● Exercise description:
In the material below, the lines containing the word "Optimal" are required; copy each of them.

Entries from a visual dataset
"""

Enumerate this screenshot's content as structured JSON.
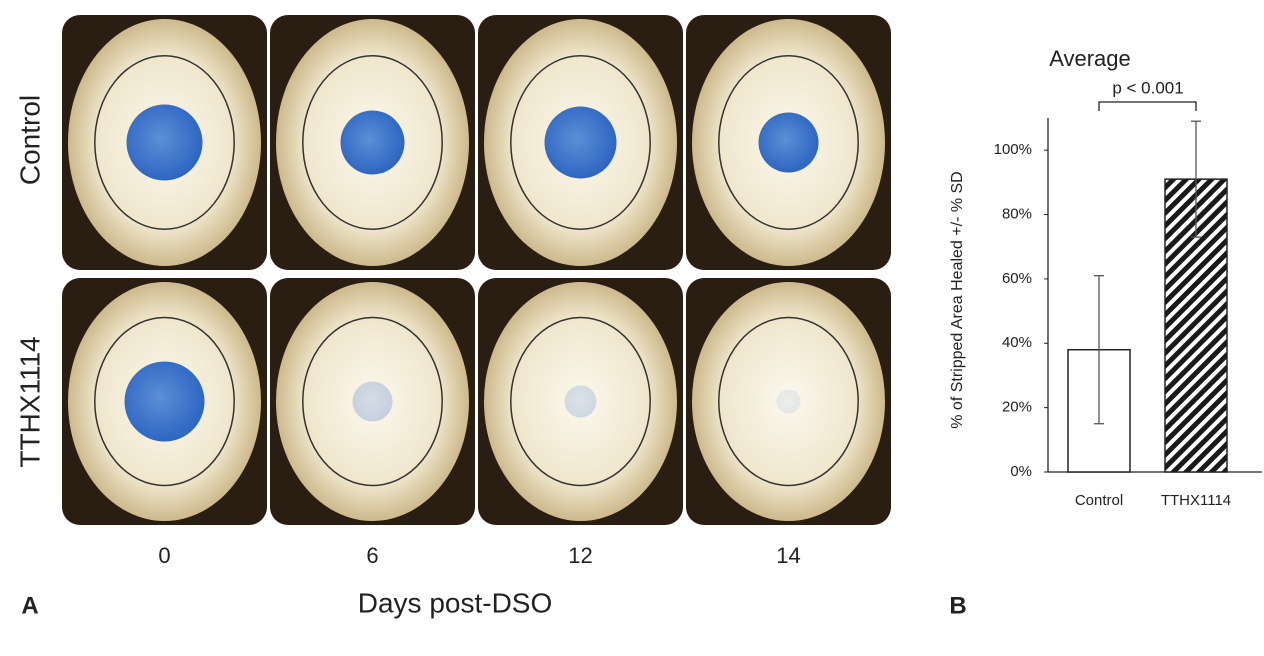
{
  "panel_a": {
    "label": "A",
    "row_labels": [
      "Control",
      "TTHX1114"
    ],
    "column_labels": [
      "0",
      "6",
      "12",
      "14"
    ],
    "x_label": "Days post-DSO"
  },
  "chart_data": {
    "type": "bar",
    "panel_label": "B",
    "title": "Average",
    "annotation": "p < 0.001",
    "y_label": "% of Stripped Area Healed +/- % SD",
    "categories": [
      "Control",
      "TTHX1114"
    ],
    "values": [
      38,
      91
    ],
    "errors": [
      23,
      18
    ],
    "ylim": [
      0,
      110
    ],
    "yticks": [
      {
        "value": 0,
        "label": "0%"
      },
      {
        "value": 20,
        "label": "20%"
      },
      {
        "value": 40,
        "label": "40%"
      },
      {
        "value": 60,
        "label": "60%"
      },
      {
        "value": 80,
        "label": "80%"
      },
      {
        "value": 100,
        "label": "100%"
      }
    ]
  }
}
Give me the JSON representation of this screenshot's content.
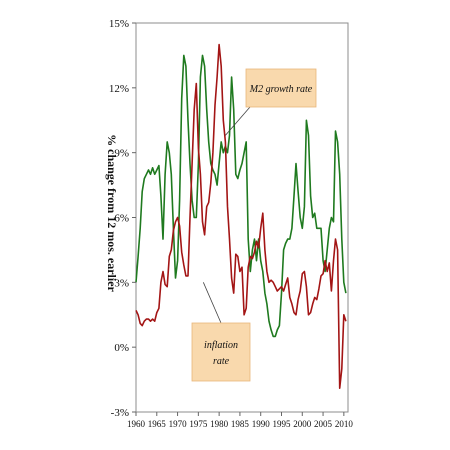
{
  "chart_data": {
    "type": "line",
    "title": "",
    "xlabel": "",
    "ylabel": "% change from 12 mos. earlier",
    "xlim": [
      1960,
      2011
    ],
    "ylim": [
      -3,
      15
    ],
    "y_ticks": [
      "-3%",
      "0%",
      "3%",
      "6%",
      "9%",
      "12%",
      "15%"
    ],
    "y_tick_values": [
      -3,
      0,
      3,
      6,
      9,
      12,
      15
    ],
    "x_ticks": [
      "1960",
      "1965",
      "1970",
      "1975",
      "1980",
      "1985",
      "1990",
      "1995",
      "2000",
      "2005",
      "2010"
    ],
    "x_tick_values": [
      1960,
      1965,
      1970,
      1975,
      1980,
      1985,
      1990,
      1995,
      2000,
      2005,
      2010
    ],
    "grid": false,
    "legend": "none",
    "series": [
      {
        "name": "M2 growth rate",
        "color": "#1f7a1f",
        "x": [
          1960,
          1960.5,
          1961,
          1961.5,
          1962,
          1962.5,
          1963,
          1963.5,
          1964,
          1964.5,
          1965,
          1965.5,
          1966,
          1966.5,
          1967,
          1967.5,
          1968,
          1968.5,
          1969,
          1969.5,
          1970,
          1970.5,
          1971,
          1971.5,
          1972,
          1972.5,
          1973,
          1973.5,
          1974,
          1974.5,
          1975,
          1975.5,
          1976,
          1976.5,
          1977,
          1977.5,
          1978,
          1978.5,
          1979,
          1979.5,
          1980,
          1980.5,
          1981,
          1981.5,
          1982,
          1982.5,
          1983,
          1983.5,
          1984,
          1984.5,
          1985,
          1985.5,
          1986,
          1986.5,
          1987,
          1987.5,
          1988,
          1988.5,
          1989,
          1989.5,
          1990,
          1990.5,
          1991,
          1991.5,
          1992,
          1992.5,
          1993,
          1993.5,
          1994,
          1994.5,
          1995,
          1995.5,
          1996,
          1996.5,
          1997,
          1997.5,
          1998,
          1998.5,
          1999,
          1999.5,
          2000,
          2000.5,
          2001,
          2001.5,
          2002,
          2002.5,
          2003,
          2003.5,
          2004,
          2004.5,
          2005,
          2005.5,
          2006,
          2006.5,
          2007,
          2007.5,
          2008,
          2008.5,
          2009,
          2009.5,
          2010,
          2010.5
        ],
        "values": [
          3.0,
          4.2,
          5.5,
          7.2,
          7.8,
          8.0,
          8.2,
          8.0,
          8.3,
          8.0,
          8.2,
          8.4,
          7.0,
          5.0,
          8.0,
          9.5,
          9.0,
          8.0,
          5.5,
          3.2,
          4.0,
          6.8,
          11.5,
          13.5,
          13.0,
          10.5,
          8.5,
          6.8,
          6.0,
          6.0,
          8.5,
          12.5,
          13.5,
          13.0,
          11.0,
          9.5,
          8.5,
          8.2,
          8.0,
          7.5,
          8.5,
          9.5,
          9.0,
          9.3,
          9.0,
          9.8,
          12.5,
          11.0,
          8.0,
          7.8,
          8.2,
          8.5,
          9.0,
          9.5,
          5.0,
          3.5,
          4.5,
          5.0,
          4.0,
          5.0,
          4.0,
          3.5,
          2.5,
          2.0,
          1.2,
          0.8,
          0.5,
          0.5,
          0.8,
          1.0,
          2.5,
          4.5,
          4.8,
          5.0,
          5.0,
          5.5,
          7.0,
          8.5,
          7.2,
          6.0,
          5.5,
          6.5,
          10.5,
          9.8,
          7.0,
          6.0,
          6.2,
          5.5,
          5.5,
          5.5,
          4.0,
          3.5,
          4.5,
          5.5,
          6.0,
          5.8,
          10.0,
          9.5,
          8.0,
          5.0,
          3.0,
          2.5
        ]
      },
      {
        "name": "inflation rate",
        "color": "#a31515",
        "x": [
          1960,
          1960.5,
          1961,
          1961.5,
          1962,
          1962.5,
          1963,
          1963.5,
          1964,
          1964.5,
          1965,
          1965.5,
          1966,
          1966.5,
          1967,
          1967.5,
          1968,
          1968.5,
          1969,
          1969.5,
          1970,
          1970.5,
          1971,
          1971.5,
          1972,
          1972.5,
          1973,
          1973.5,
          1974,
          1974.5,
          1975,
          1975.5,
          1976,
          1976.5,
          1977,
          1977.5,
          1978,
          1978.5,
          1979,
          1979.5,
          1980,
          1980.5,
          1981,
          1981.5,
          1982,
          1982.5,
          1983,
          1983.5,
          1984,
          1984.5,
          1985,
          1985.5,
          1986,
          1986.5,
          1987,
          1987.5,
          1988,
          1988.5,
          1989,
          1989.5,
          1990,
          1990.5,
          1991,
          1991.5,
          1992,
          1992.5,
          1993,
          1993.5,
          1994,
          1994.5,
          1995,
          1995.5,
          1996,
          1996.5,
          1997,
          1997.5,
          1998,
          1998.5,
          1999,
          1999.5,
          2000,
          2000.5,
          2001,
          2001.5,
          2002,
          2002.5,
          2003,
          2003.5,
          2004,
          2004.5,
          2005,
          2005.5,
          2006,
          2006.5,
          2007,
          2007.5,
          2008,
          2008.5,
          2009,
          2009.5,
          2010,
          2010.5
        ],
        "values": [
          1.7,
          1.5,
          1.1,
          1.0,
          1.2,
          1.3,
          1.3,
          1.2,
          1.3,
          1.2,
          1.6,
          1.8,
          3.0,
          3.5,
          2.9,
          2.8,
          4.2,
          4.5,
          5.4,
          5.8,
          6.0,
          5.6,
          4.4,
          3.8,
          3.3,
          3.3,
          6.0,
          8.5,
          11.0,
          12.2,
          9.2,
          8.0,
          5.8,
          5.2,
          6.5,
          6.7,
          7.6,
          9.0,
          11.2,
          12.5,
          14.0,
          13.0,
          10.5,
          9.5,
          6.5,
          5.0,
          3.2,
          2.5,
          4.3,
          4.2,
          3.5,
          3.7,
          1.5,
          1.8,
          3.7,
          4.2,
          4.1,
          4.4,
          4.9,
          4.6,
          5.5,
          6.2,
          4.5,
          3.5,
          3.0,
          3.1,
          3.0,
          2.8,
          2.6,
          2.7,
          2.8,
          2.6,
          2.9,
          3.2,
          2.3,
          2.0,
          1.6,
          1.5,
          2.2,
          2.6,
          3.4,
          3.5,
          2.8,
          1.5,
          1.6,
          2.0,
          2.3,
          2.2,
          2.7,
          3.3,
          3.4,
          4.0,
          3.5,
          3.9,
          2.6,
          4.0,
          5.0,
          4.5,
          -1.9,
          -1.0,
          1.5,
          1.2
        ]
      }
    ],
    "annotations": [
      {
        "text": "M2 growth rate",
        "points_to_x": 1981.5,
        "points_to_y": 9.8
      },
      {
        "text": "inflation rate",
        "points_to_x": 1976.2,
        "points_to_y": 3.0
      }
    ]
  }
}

"""
"""

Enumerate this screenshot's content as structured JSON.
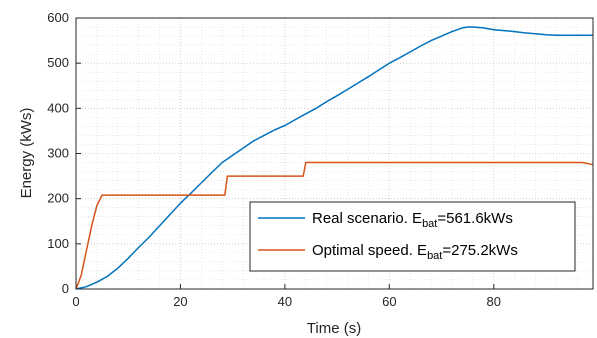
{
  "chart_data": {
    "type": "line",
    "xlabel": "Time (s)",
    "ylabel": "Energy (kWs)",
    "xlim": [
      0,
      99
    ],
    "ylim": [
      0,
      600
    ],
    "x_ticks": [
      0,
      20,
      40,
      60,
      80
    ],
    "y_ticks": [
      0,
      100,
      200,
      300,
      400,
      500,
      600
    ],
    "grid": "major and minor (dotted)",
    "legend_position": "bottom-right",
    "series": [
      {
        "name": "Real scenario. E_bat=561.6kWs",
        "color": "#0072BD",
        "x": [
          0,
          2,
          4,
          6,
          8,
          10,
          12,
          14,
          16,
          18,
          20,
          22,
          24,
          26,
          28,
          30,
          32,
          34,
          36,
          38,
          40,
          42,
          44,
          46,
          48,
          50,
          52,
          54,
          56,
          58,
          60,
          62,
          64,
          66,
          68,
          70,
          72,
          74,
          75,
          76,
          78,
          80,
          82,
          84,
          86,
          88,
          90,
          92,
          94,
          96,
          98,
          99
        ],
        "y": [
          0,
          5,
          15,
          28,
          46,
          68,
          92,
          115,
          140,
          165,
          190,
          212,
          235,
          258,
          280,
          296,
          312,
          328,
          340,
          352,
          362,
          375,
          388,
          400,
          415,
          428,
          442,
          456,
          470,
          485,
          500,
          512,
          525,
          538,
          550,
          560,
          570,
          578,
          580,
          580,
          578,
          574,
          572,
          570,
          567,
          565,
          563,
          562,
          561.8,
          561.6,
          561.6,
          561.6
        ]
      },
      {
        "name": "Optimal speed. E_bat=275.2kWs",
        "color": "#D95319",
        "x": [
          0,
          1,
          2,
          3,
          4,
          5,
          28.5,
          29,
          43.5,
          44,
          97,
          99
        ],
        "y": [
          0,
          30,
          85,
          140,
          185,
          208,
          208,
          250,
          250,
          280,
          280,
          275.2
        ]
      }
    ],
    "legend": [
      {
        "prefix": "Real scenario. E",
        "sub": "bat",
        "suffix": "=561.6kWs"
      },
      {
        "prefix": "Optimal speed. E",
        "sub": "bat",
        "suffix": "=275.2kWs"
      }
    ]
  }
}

"""

● Task output:
        "name": "Optimal speed. E_bat=275.2kWs",
        "prefix": "Optimal speed. E",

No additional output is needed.